### Page excerpt
Words from Phil Rowley, a member of the former Gladstone museum trust, a former chairman of the Friends of Gladstone and a regular and long-serving volunteer at the museum.
Stoke-on-Trent City Council recently published its budget proposals for the next couple of years.
One of these reads as follows “Restructure and review the Museums, Culture and Tourism services and associated teams to provide an overall structure that can manage museums and cultural activity and promote this as part of the tourism offer. ….” (my emphasis). More detail is also given “…. – a review of the operating model at Gladstone Pottery Museum, there will be fewer hands-on activities for visitors but more space will be provided for self-employed artists to work”.
The proposals would involve the museum’s demonstrators becoming self-employed – a ludicrous idea as they all only work part-time. It has also been suggested that individual craft potters could work for themselves at the museum.
They would, obviously, be working for themselves and have their own production targets and would have no time to chat with visitors and there would be no ‘hand-on’ activities.

### Stored data
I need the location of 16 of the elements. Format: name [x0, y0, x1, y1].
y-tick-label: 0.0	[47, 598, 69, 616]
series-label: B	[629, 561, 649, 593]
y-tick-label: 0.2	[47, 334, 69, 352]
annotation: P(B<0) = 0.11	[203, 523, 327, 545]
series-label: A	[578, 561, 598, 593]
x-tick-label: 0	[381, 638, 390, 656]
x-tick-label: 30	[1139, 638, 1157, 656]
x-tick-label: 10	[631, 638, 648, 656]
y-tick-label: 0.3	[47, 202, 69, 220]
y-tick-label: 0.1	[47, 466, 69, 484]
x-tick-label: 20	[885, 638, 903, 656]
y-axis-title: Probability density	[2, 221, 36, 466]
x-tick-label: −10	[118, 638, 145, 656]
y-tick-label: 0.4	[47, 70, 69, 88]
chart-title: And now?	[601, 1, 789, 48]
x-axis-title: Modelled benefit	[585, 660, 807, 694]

### Problems
A – Reproduce the part of the Gladstone Pottery Museum piece starting at "Words from Phil" and ending at "couple of years.".
B – Summarize the Gladstone Pottery Museum piece in two sentences.
C – Go on with the Gladstone Pottery Museum piece from its last sentence.

### Exercise results
A –
Words from Phil Rowley, a member of the former Gladstone museum trust, a former chairman of the Friends of Gladstone and a regular and long-serving volunteer at the museum.
Stoke-on-Trent City Council recently published its budget proposals for the next couple of years.

B – Stoke-on-Trent City Council's budget proposals include a review of the operating model at Gladstone Pottery Museum, which would bring fewer hands-on activities for visitors and more space for self-employed artists to work. Phil Rowley calls the idea of the museum's part-time demonstrators becoming self-employed ludicrous and notes that craft potters working for themselves would have their own production targets and no time to chat with visitors.

C –
If this were to come about it seems very unlikely that visitor numbers would be maintained and there would obviously be loss of income from admissions, have-a-go charges, as well as museum shop and cafe sales. There is an obvious risk that, should the savings not be possible, the museum would close. There are now hints that equivalent savings could be made elsewhere in Gladstone’ budget, but the possibility of this being possible seems remote to say the least.
Given the City Council’s often-repeated statement of its support for local tourism, a budget change potentially leading to closure of one of the best and most widely-known attractions seems a strange suggestion to make. Logically, one would have expected more support for the museum in order to boost visitor numbers- and income – not less !
For over 200 years the Stoke-on-Trent area has been so dominant in the production of ceramics that it was often known as “The Potteries”. Gladstone was created to preserve a typical small 19th century ‘pot-bank’ (pottery factory) with a complete collection of buildings and bottle ovens to show visitors how such wonderful products were produced by the very skilled local workforce.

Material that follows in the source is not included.